> **Written problem**
Render the material again word for word, skipping the pictures in it.

#### Information provided ####

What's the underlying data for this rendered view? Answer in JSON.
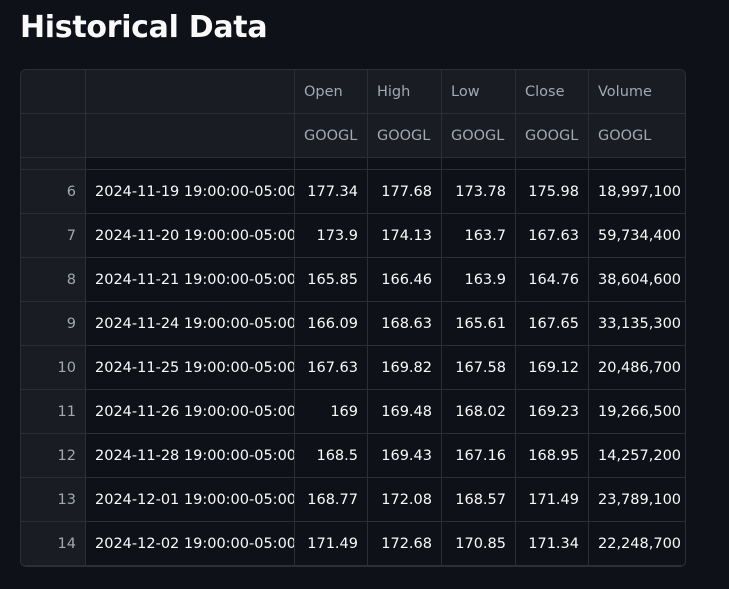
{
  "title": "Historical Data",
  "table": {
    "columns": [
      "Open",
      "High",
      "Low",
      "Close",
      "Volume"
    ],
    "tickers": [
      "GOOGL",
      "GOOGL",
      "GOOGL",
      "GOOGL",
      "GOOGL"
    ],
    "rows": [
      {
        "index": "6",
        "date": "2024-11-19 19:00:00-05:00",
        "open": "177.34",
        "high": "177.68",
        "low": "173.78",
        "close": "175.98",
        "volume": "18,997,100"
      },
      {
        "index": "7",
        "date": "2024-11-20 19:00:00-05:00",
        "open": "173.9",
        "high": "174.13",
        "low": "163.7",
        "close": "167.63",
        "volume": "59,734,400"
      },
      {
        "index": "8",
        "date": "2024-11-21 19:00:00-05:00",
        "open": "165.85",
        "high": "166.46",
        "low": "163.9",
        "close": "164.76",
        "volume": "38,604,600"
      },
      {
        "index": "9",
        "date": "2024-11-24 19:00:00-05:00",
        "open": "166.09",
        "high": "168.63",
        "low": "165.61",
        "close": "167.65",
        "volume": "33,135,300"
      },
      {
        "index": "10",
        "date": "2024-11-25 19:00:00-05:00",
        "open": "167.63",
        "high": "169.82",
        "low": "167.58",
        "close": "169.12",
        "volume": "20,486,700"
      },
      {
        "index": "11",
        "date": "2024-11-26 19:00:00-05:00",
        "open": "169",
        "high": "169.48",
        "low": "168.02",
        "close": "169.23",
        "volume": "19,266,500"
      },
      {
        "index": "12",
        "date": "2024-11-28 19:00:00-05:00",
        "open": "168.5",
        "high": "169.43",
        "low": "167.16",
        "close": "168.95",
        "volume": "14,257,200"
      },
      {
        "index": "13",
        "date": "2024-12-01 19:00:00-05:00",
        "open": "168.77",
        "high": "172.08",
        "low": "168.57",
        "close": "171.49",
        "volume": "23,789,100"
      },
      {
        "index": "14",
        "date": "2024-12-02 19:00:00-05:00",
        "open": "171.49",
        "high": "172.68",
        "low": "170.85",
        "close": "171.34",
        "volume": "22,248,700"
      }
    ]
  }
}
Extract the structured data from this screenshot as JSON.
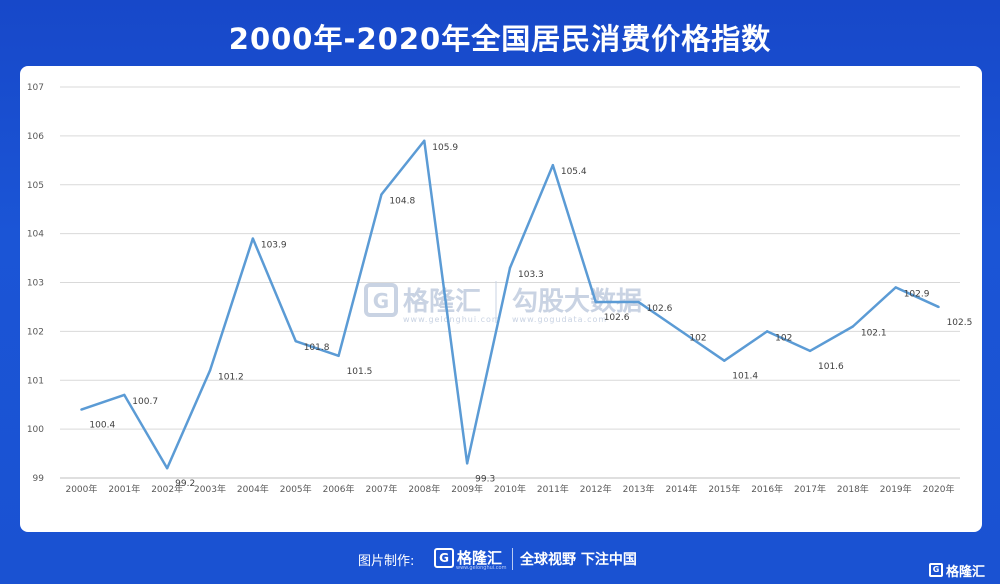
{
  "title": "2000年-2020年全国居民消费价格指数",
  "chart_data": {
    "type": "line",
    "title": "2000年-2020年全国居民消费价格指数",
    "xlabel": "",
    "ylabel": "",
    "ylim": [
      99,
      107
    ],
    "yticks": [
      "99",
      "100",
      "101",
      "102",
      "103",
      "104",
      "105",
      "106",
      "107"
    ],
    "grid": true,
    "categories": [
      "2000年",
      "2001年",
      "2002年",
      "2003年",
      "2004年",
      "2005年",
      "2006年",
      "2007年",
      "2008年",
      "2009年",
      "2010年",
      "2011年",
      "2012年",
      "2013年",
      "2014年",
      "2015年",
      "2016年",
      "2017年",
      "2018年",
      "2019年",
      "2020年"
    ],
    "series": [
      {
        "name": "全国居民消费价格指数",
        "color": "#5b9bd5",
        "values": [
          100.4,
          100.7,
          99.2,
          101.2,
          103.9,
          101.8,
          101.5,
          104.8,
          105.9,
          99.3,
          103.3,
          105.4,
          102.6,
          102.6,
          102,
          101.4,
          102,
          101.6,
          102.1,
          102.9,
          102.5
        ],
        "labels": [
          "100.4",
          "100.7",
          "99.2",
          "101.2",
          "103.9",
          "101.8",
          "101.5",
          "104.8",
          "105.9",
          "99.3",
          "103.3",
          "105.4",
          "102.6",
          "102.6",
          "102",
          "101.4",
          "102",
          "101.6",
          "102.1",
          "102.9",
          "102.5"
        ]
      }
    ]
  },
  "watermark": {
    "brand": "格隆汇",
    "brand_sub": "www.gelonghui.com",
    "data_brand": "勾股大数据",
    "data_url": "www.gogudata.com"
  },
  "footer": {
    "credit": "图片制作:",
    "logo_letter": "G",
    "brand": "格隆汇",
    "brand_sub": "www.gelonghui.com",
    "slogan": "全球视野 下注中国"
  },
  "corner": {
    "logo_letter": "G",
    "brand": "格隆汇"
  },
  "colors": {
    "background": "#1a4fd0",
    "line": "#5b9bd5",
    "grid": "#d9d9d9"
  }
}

####

> **Reply to the task**
What's the underlying data for this rendered view? Answer in JSON.
{
  "title": "Historical Data",
  "table": {
    "columns": [
      "Open",
      "High",
      "Low",
      "Close",
      "Volume"
    ],
    "tickers": [
      "GOOGL",
      "GOOGL",
      "GOOGL",
      "GOOGL",
      "GOOGL"
    ],
    "rows": [
      {
        "index": "6",
        "date": "2024-11-19 19:00:00-05:00",
        "open": "177.34",
        "high": "177.68",
        "low": "173.78",
        "close": "175.98",
        "volume": "18,997,100"
      },
      {
        "index": "7",
        "date": "2024-11-20 19:00:00-05:00",
        "open": "173.9",
        "high": "174.13",
        "low": "163.7",
        "close": "167.63",
        "volume": "59,734,400"
      },
      {
        "index": "8",
        "date": "2024-11-21 19:00:00-05:00",
        "open": "165.85",
        "high": "166.46",
        "low": "163.9",
        "close": "164.76",
        "volume": "38,604,600"
      },
      {
        "index": "9",
        "date": "2024-11-24 19:00:00-05:00",
        "open": "166.09",
        "high": "168.63",
        "low": "165.61",
        "close": "167.65",
        "volume": "33,135,300"
      },
      {
        "index": "10",
        "date": "2024-11-25 19:00:00-05:00",
        "open": "167.63",
        "high": "169.82",
        "low": "167.58",
        "close": "169.12",
        "volume": "20,486,700"
      },
      {
        "index": "11",
        "date": "2024-11-26 19:00:00-05:00",
        "open": "169",
        "high": "169.48",
        "low": "168.02",
        "close": "169.23",
        "volume": "19,266,500"
      },
      {
        "index": "12",
        "date": "2024-11-28 19:00:00-05:00",
        "open": "168.5",
        "high": "169.43",
        "low": "167.16",
        "close": "168.95",
        "volume": "14,257,200"
      },
      {
        "index": "13",
        "date": "2024-12-01 19:00:00-05:00",
        "open": "168.77",
        "high": "172.08",
        "low": "168.57",
        "close": "171.49",
        "volume": "23,789,100"
      },
      {
        "index": "14",
        "date": "2024-12-02 19:00:00-05:00",
        "open": "171.49",
        "high": "172.68",
        "low": "170.85",
        "close": "171.34",
        "volume": "22,248,700"
      }
    ]
  }
}
Extract the structured data from this screenshot as JSON.
{
  "title": "2000年-2020年全国居民消费价格指数",
  "chart_data": {
    "type": "line",
    "title": "2000年-2020年全国居民消费价格指数",
    "xlabel": "",
    "ylabel": "",
    "ylim": [
      99,
      107
    ],
    "yticks": [
      "99",
      "100",
      "101",
      "102",
      "103",
      "104",
      "105",
      "106",
      "107"
    ],
    "grid": true,
    "categories": [
      "2000年",
      "2001年",
      "2002年",
      "2003年",
      "2004年",
      "2005年",
      "2006年",
      "2007年",
      "2008年",
      "2009年",
      "2010年",
      "2011年",
      "2012年",
      "2013年",
      "2014年",
      "2015年",
      "2016年",
      "2017年",
      "2018年",
      "2019年",
      "2020年"
    ],
    "series": [
      {
        "name": "全国居民消费价格指数",
        "color": "#5b9bd5",
        "values": [
          100.4,
          100.7,
          99.2,
          101.2,
          103.9,
          101.8,
          101.5,
          104.8,
          105.9,
          99.3,
          103.3,
          105.4,
          102.6,
          102.6,
          102,
          101.4,
          102,
          101.6,
          102.1,
          102.9,
          102.5
        ],
        "labels": [
          "100.4",
          "100.7",
          "99.2",
          "101.2",
          "103.9",
          "101.8",
          "101.5",
          "104.8",
          "105.9",
          "99.3",
          "103.3",
          "105.4",
          "102.6",
          "102.6",
          "102",
          "101.4",
          "102",
          "101.6",
          "102.1",
          "102.9",
          "102.5"
        ]
      }
    ]
  },
  "watermark": {
    "brand": "格隆汇",
    "brand_sub": "www.gelonghui.com",
    "data_brand": "勾股大数据",
    "data_url": "www.gogudata.com"
  },
  "footer": {
    "credit": "图片制作:",
    "logo_letter": "G",
    "brand": "格隆汇",
    "brand_sub": "www.gelonghui.com",
    "slogan": "全球视野 下注中国"
  },
  "corner": {
    "logo_letter": "G",
    "brand": "格隆汇"
  },
  "colors": {
    "background": "#1a4fd0",
    "line": "#5b9bd5",
    "grid": "#d9d9d9"
  }
}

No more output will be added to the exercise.